((

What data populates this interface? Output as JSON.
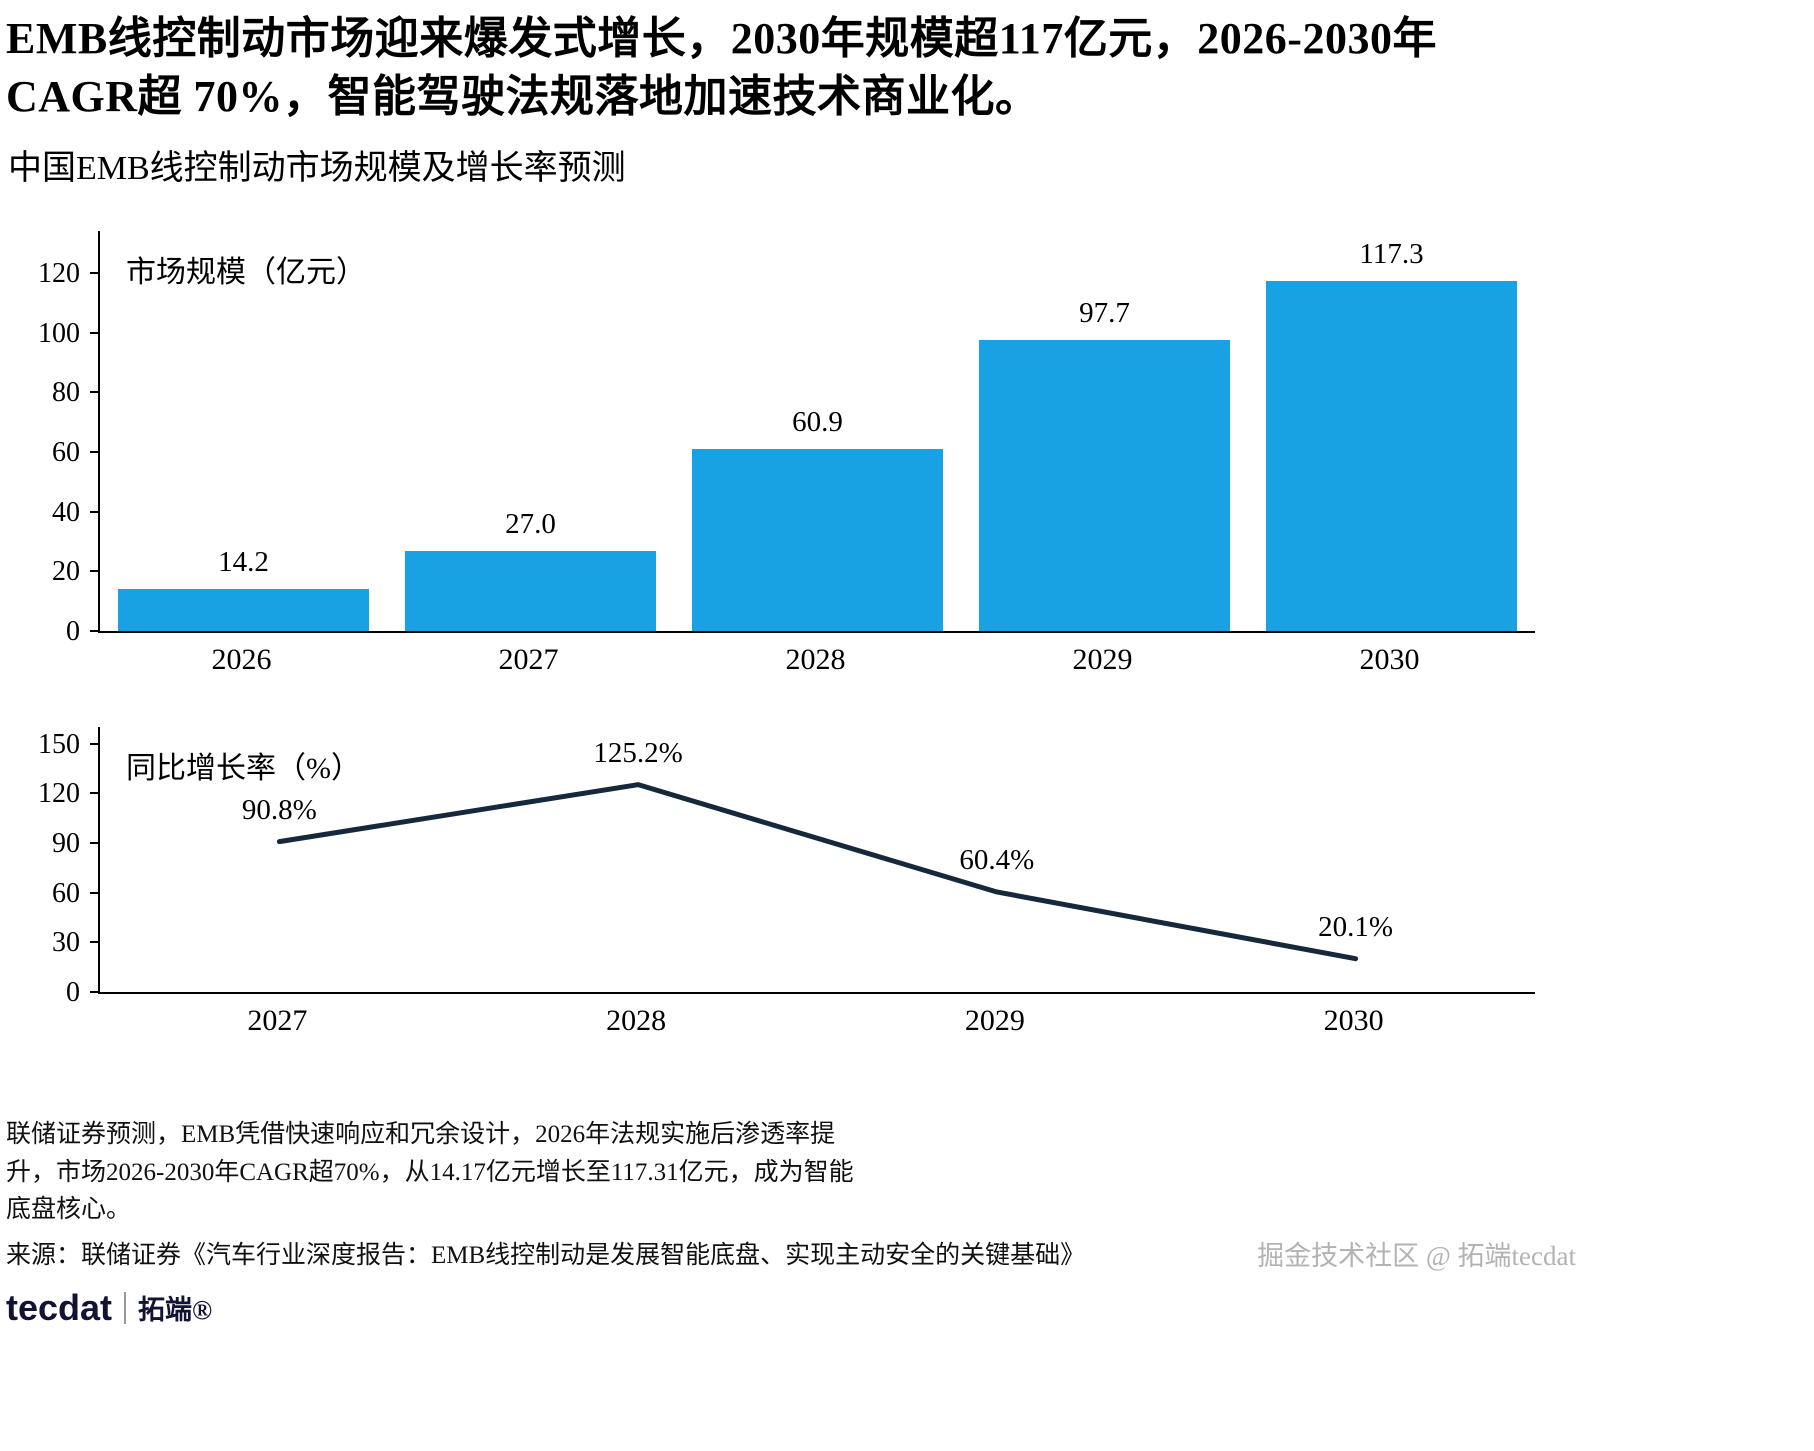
{
  "header": {
    "headline_line1": "EMB线控制动市场迎来爆发式增长，2030年规模超117亿元，2026-2030年",
    "headline_line2": "CAGR超 70%，智能驾驶法规落地加速技术商业化。",
    "subtitle": "中国EMB线控制动市场规模及增长率预测"
  },
  "colors": {
    "bar": "#18A2E4",
    "line": "#16293C",
    "axis": "#000000",
    "watermark": "#b3b3b3"
  },
  "chart_data": [
    {
      "type": "bar",
      "title": "市场规模（亿元）",
      "categories": [
        "2026",
        "2027",
        "2028",
        "2029",
        "2030"
      ],
      "values": [
        14.2,
        27.0,
        60.9,
        97.7,
        117.3
      ],
      "value_labels": [
        "14.2",
        "27.0",
        "60.9",
        "97.7",
        "117.3"
      ],
      "yticks": [
        0,
        20,
        40,
        60,
        80,
        100,
        120
      ],
      "ylim": [
        0,
        134
      ],
      "xlabel": "",
      "ylabel": "市场规模（亿元）",
      "grid": false,
      "legend": "none",
      "bar_color": "#18A2E4"
    },
    {
      "type": "line",
      "title": "同比增长率（%）",
      "categories": [
        "2027",
        "2028",
        "2029",
        "2030"
      ],
      "values": [
        90.8,
        125.2,
        60.4,
        20.1
      ],
      "value_labels": [
        "90.8%",
        "125.2%",
        "60.4%",
        "20.1%"
      ],
      "yticks": [
        0,
        30,
        60,
        90,
        120,
        150
      ],
      "ylim": [
        0,
        160
      ],
      "xlabel": "",
      "ylabel": "同比增长率（%）",
      "grid": false,
      "legend": "none",
      "line_color": "#16293C"
    }
  ],
  "footer": {
    "note": "联储证券预测，EMB凭借快速响应和冗余设计，2026年法规实施后渗透率提升，市场2026-2030年CAGR超70%，从14.17亿元增长至117.31亿元，成为智能底盘核心。",
    "source": "来源：联储证券《汽车行业深度报告：EMB线控制动是发展智能底盘、实现主动安全的关键基础》",
    "logo_text": "tecdat",
    "logo_suffix": "拓端®",
    "watermark": "掘金技术社区 @ 拓端tecdat"
  }
}
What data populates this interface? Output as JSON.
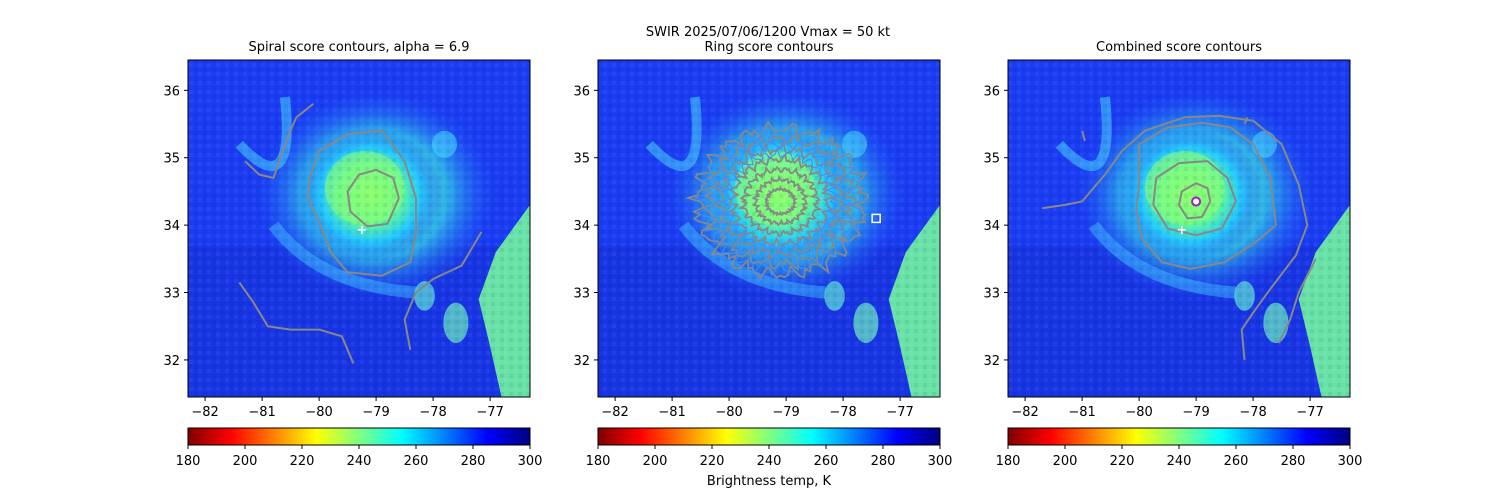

))

■ **Instructions for the task**
Write out the full listing verbatim, excluding its pictures.

■ **Solution for this problem**
What data populates this interface? Output as JSON.
{
  "header": {
    "headline_line1": "EMB线控制动市场迎来爆发式增长，2030年规模超117亿元，2026-2030年",
    "headline_line2": "CAGR超 70%，智能驾驶法规落地加速技术商业化。",
    "subtitle": "中国EMB线控制动市场规模及增长率预测"
  },
  "colors": {
    "bar": "#18A2E4",
    "line": "#16293C",
    "axis": "#000000",
    "watermark": "#b3b3b3"
  },
  "chart_data": [
    {
      "type": "bar",
      "title": "市场规模（亿元）",
      "categories": [
        "2026",
        "2027",
        "2028",
        "2029",
        "2030"
      ],
      "values": [
        14.2,
        27.0,
        60.9,
        97.7,
        117.3
      ],
      "value_labels": [
        "14.2",
        "27.0",
        "60.9",
        "97.7",
        "117.3"
      ],
      "yticks": [
        0,
        20,
        40,
        60,
        80,
        100,
        120
      ],
      "ylim": [
        0,
        134
      ],
      "xlabel": "",
      "ylabel": "市场规模（亿元）",
      "grid": false,
      "legend": "none",
      "bar_color": "#18A2E4"
    },
    {
      "type": "line",
      "title": "同比增长率（%）",
      "categories": [
        "2027",
        "2028",
        "2029",
        "2030"
      ],
      "values": [
        90.8,
        125.2,
        60.4,
        20.1
      ],
      "value_labels": [
        "90.8%",
        "125.2%",
        "60.4%",
        "20.1%"
      ],
      "yticks": [
        0,
        30,
        60,
        90,
        120,
        150
      ],
      "ylim": [
        0,
        160
      ],
      "xlabel": "",
      "ylabel": "同比增长率（%）",
      "grid": false,
      "legend": "none",
      "line_color": "#16293C"
    }
  ],
  "footer": {
    "note": "联储证券预测，EMB凭借快速响应和冗余设计，2026年法规实施后渗透率提升，市场2026-2030年CAGR超70%，从14.17亿元增长至117.31亿元，成为智能底盘核心。",
    "source": "来源：联储证券《汽车行业深度报告：EMB线控制动是发展智能底盘、实现主动安全的关键基础》",
    "logo_text": "tecdat",
    "logo_suffix": "拓端®",
    "watermark": "掘金技术社区 @ 拓端tecdat"
  }
}
What data populates this interface? Output as JSON.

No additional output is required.